** start **
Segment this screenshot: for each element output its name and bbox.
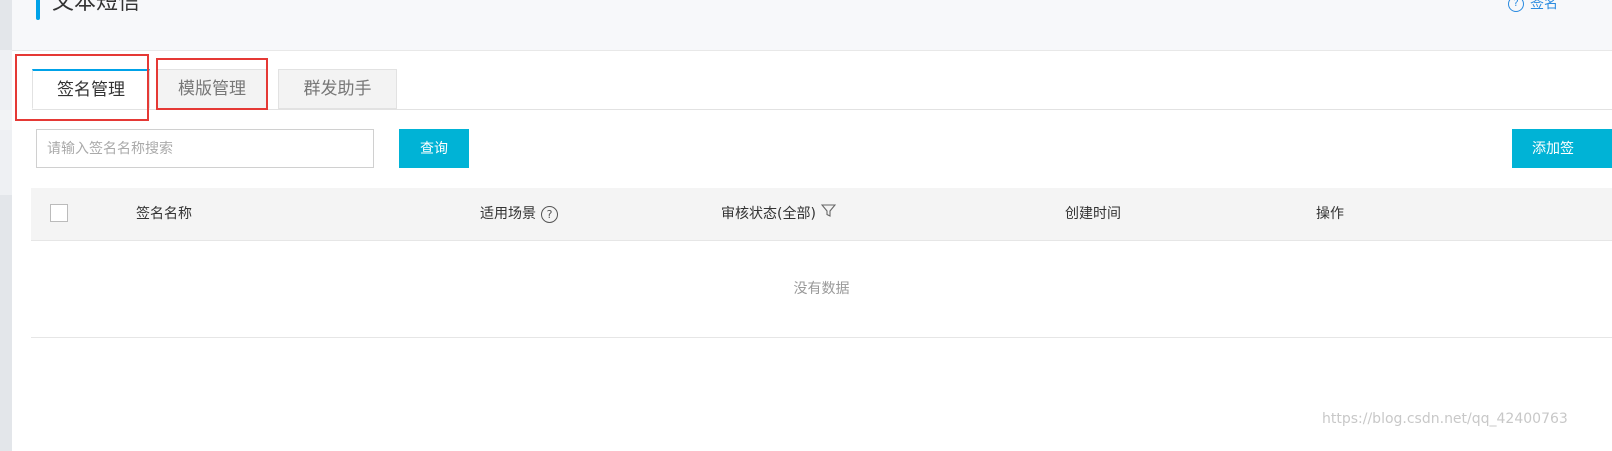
left-strip-segment xyxy=(0,195,12,451)
column-header-label: 适用场景 xyxy=(480,206,536,222)
column-header-review-status: 审核状态(全部) xyxy=(721,188,837,240)
column-header-label: 审核状态(全部) xyxy=(721,206,816,222)
help-link[interactable]: ? 签名 xyxy=(1508,0,1558,14)
left-strip-segment xyxy=(0,0,12,50)
column-header-signature-name: 签名名称 xyxy=(136,188,192,240)
filter-icon[interactable] xyxy=(820,188,837,240)
column-header-label: 创建时间 xyxy=(1065,206,1121,222)
watermark: https://blog.csdn.net/qq_42400763 xyxy=(1322,411,1568,427)
column-header-created-time: 创建时间 xyxy=(1065,188,1121,240)
left-strip xyxy=(0,0,12,451)
add-signature-button[interactable]: 添加签 xyxy=(1512,129,1612,168)
page-title: 文本短信 xyxy=(52,0,141,15)
tab-template-management[interactable]: 模版管理 xyxy=(156,69,268,109)
empty-state: 没有数据 xyxy=(31,241,1612,338)
search-input[interactable] xyxy=(36,129,374,168)
help-icon: ? xyxy=(1508,0,1524,12)
help-link-label: 签名 xyxy=(1530,0,1558,12)
column-header-label: 操作 xyxy=(1316,206,1344,222)
tab-bar: 签名管理 模版管理 群发助手 xyxy=(12,50,1612,110)
column-header-label: 签名名称 xyxy=(136,206,192,222)
left-strip-segment xyxy=(0,110,12,130)
column-header-scenario: 适用场景 ? xyxy=(480,188,558,240)
title-accent-bar xyxy=(36,0,40,20)
select-all-checkbox[interactable] xyxy=(50,204,68,222)
query-button[interactable]: 查询 xyxy=(399,129,469,168)
tab-signature-management[interactable]: 签名管理 xyxy=(32,69,150,109)
tab-baseline xyxy=(32,109,1612,110)
page-header: 文本短信 ? 签名 xyxy=(12,0,1612,51)
column-header-actions: 操作 xyxy=(1316,188,1344,240)
table-header: 签名名称 适用场景 ? 审核状态(全部) 创建时间 操作 xyxy=(31,188,1612,241)
question-icon[interactable]: ? xyxy=(541,205,558,223)
tab-bulk-send-assistant[interactable]: 群发助手 xyxy=(278,69,397,109)
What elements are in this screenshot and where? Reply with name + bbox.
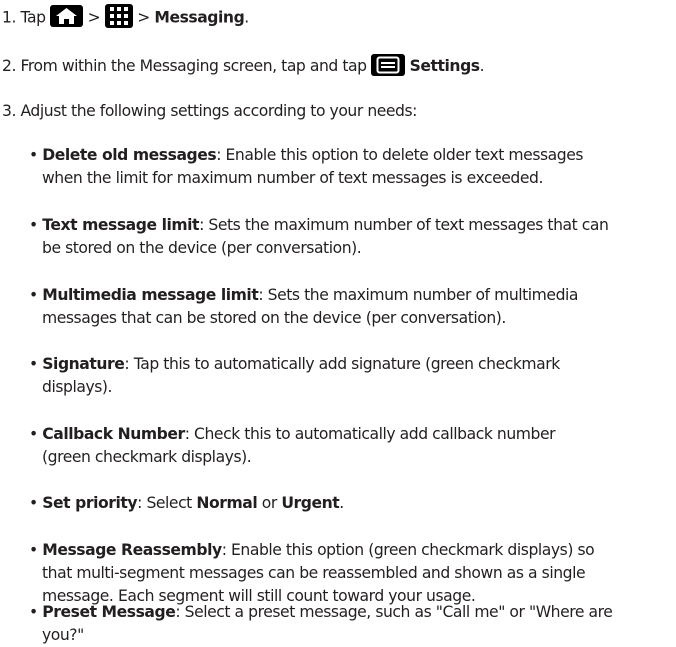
home-icon — [50, 5, 84, 27]
bullet-text: Enable this option to delete older text … — [221, 146, 584, 164]
bullet-text-cont: be stored on the device (per conversatio… — [42, 239, 362, 257]
menu-icon — [371, 53, 406, 76]
bullet-text: or — [257, 494, 282, 512]
bullet-text: Sets the maximum number of multimedia — [263, 286, 579, 304]
step-3: 3. Adjust the following settings accordi… — [2, 100, 417, 123]
bullet-signature: • Signature: Tap this to automatically a… — [29, 353, 669, 399]
bullet-preset-message: • Preset Message: Select a preset messag… — [29, 601, 669, 647]
step-1: 1. Tap > > Messaging. — [2, 4, 249, 30]
bullet-text: Check this to automatically add callback… — [189, 425, 556, 443]
bullet-text: Enable this option (green checkmark disp… — [226, 541, 595, 559]
bullet-text-message-limit: • Text message limit: Sets the maximum n… — [29, 214, 669, 260]
apps-grid-icon — [104, 4, 133, 28]
step-2: 2. From within the Messaging screen, tap… — [2, 53, 485, 78]
step-1-end: . — [244, 8, 249, 27]
bullet-text: Select — [141, 494, 197, 512]
step-2-end: . — [479, 57, 485, 75]
bullet-text-cont: displays). — [42, 378, 113, 396]
bullet-text-cont: messages that can be stored on the devic… — [42, 309, 506, 327]
bullet-term: Signature — [42, 355, 125, 373]
bullet-set-priority: • Set priority: Select Normal or Urgent. — [29, 494, 344, 512]
step-1-prefix: 1. Tap — [2, 8, 46, 27]
bullet-term: Callback Number — [42, 425, 185, 443]
bullet-text: Select a preset message, such as "Call m… — [180, 603, 613, 621]
bullet-delete-old-messages: • Delete old messages: Enable this optio… — [29, 144, 669, 190]
bullet-callback-number: • Callback Number: Check this to automat… — [29, 423, 669, 469]
bullet-text-cont: when the limit for maximum number of tex… — [42, 169, 543, 187]
bullet-text-cont: that multi-segment messages can be reass… — [42, 564, 586, 582]
step-2-target: Settings — [409, 57, 480, 75]
bullet-message-reassembly: • Message Reassembly: Enable this option… — [29, 539, 669, 608]
bullet-text-cont: you?" — [42, 626, 84, 644]
step-3-text: 3. Adjust the following settings accordi… — [2, 102, 417, 120]
priority-option-normal: Normal — [196, 494, 258, 512]
step-1-target: Messaging — [154, 8, 245, 27]
bullet-multimedia-message-limit: • Multimedia message limit: Sets the max… — [29, 284, 669, 330]
bullet-term: Multimedia message limit — [42, 286, 259, 304]
step-1-sep-2: > — [137, 8, 150, 27]
bullet-term: Message Reassembly — [42, 541, 222, 559]
bullet-text-cont: (green checkmark displays). — [42, 448, 252, 466]
bullet-term: Delete old messages — [42, 146, 217, 164]
bullet-text: Sets the maximum number of text messages… — [203, 216, 609, 234]
bullet-text: Tap this to automatically add signature … — [129, 355, 561, 373]
bullet-term: Set priority — [42, 494, 138, 512]
bullet-term: Preset Message — [42, 603, 176, 621]
priority-option-urgent: Urgent — [281, 494, 340, 512]
step-1-sep-1: > — [87, 8, 101, 27]
bullet-text: . — [339, 494, 344, 512]
bullet-term: Text message limit — [42, 216, 200, 234]
step-2-text: 2. From within the Messaging screen, tap… — [2, 57, 367, 75]
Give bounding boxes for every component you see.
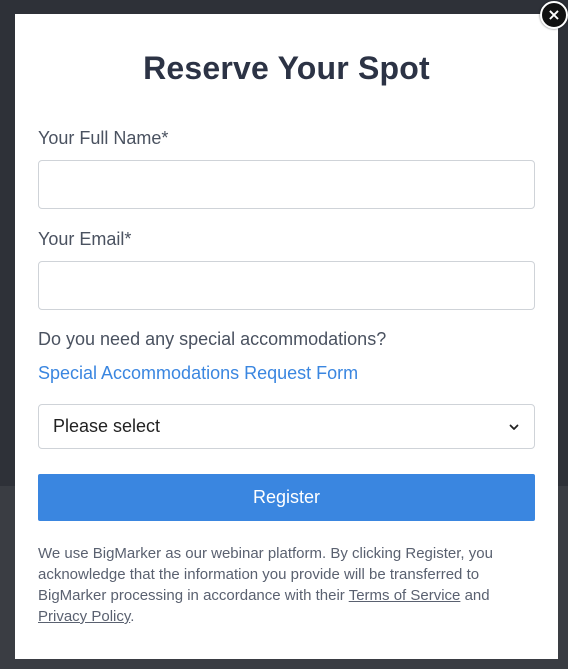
** end **
- REQUIRED WORK -
Return all of the records above word for word, omitting the pictures.

- FULL ANSWER -
Segment this screenshot: for each element output its name and bbox.
left-strip-segment xyxy=(0,195,12,451)
column-header-label: 适用场景 xyxy=(480,206,536,222)
column-header-review-status: 审核状态(全部) xyxy=(721,188,837,240)
column-header-label: 审核状态(全部) xyxy=(721,206,816,222)
help-link[interactable]: ? 签名 xyxy=(1508,0,1558,14)
left-strip-segment xyxy=(0,0,12,50)
column-header-signature-name: 签名名称 xyxy=(136,188,192,240)
filter-icon[interactable] xyxy=(820,188,837,240)
column-header-label: 创建时间 xyxy=(1065,206,1121,222)
watermark: https://blog.csdn.net/qq_42400763 xyxy=(1322,411,1568,427)
column-header-created-time: 创建时间 xyxy=(1065,188,1121,240)
left-strip xyxy=(0,0,12,451)
add-signature-button[interactable]: 添加签 xyxy=(1512,129,1612,168)
page-title: 文本短信 xyxy=(52,0,141,15)
tab-template-management[interactable]: 模版管理 xyxy=(156,69,268,109)
empty-state: 没有数据 xyxy=(31,241,1612,338)
search-input[interactable] xyxy=(36,129,374,168)
help-icon: ? xyxy=(1508,0,1524,12)
help-link-label: 签名 xyxy=(1530,0,1558,12)
column-header-label: 操作 xyxy=(1316,206,1344,222)
tab-bar: 签名管理 模版管理 群发助手 xyxy=(12,50,1612,110)
column-header-label: 签名名称 xyxy=(136,206,192,222)
left-strip-segment xyxy=(0,110,12,130)
column-header-scenario: 适用场景 ? xyxy=(480,188,558,240)
title-accent-bar xyxy=(36,0,40,20)
select-all-checkbox[interactable] xyxy=(50,204,68,222)
query-button[interactable]: 查询 xyxy=(399,129,469,168)
tab-signature-management[interactable]: 签名管理 xyxy=(32,69,150,109)
tab-baseline xyxy=(32,109,1612,110)
page-header: 文本短信 ? 签名 xyxy=(12,0,1612,51)
column-header-actions: 操作 xyxy=(1316,188,1344,240)
table-header: 签名名称 适用场景 ? 审核状态(全部) 创建时间 操作 xyxy=(31,188,1612,241)
question-icon[interactable]: ? xyxy=(541,205,558,223)
tab-bulk-send-assistant[interactable]: 群发助手 xyxy=(278,69,397,109)
What elements are in this screenshot and where? Reply with name + bbox.
home-icon — [50, 5, 84, 27]
bullet-text: Enable this option to delete older text … — [221, 146, 584, 164]
bullet-text-cont: be stored on the device (per conversatio… — [42, 239, 362, 257]
menu-icon — [371, 53, 406, 76]
bullet-text: or — [257, 494, 282, 512]
bullet-text: Sets the maximum number of multimedia — [263, 286, 579, 304]
step-3: 3. Adjust the following settings accordi… — [2, 100, 417, 123]
bullet-signature: • Signature: Tap this to automatically a… — [29, 353, 669, 399]
bullet-preset-message: • Preset Message: Select a preset messag… — [29, 601, 669, 647]
step-1: 1. Tap > > Messaging. — [2, 4, 249, 30]
bullet-text: Check this to automatically add callback… — [189, 425, 556, 443]
bullet-text: Enable this option (green checkmark disp… — [226, 541, 595, 559]
bullet-text-message-limit: • Text message limit: Sets the maximum n… — [29, 214, 669, 260]
apps-grid-icon — [104, 4, 133, 28]
step-2: 2. From within the Messaging screen, tap… — [2, 53, 485, 78]
step-1-end: . — [244, 8, 249, 27]
bullet-text: Select — [141, 494, 197, 512]
step-2-end: . — [479, 57, 485, 75]
bullet-text-cont: displays). — [42, 378, 113, 396]
bullet-text-cont: messages that can be stored on the devic… — [42, 309, 506, 327]
bullet-term: Signature — [42, 355, 125, 373]
bullet-set-priority: • Set priority: Select Normal or Urgent. — [29, 494, 344, 512]
step-1-prefix: 1. Tap — [2, 8, 46, 27]
bullet-term: Callback Number — [42, 425, 185, 443]
bullet-text: Select a preset message, such as "Call m… — [180, 603, 613, 621]
bullet-delete-old-messages: • Delete old messages: Enable this optio… — [29, 144, 669, 190]
bullet-callback-number: • Callback Number: Check this to automat… — [29, 423, 669, 469]
bullet-text-cont: when the limit for maximum number of tex… — [42, 169, 543, 187]
bullet-text-cont: that multi-segment messages can be reass… — [42, 564, 586, 582]
step-2-target: Settings — [409, 57, 480, 75]
bullet-message-reassembly: • Message Reassembly: Enable this option… — [29, 539, 669, 608]
bullet-text-cont: you?" — [42, 626, 84, 644]
step-3-text: 3. Adjust the following settings accordi… — [2, 102, 417, 120]
priority-option-normal: Normal — [196, 494, 258, 512]
step-1-target: Messaging — [154, 8, 245, 27]
bullet-multimedia-message-limit: • Multimedia message limit: Sets the max… — [29, 284, 669, 330]
bullet-term: Multimedia message limit — [42, 286, 259, 304]
step-1-sep-2: > — [137, 8, 150, 27]
bullet-term: Message Reassembly — [42, 541, 222, 559]
bullet-text-cont: (green checkmark displays). — [42, 448, 252, 466]
bullet-term: Delete old messages — [42, 146, 217, 164]
bullet-text: Sets the maximum number of text messages… — [203, 216, 609, 234]
bullet-text: Tap this to automatically add signature … — [129, 355, 561, 373]
bullet-term: Set priority — [42, 494, 138, 512]
bullet-term: Preset Message — [42, 603, 176, 621]
priority-option-urgent: Urgent — [281, 494, 340, 512]
step-1-sep-1: > — [87, 8, 101, 27]
bullet-text: . — [339, 494, 344, 512]
bullet-term: Text message limit — [42, 216, 200, 234]
step-2-text: 2. From within the Messaging screen, tap… — [2, 57, 367, 75]
Give bounding boxes for every component you see.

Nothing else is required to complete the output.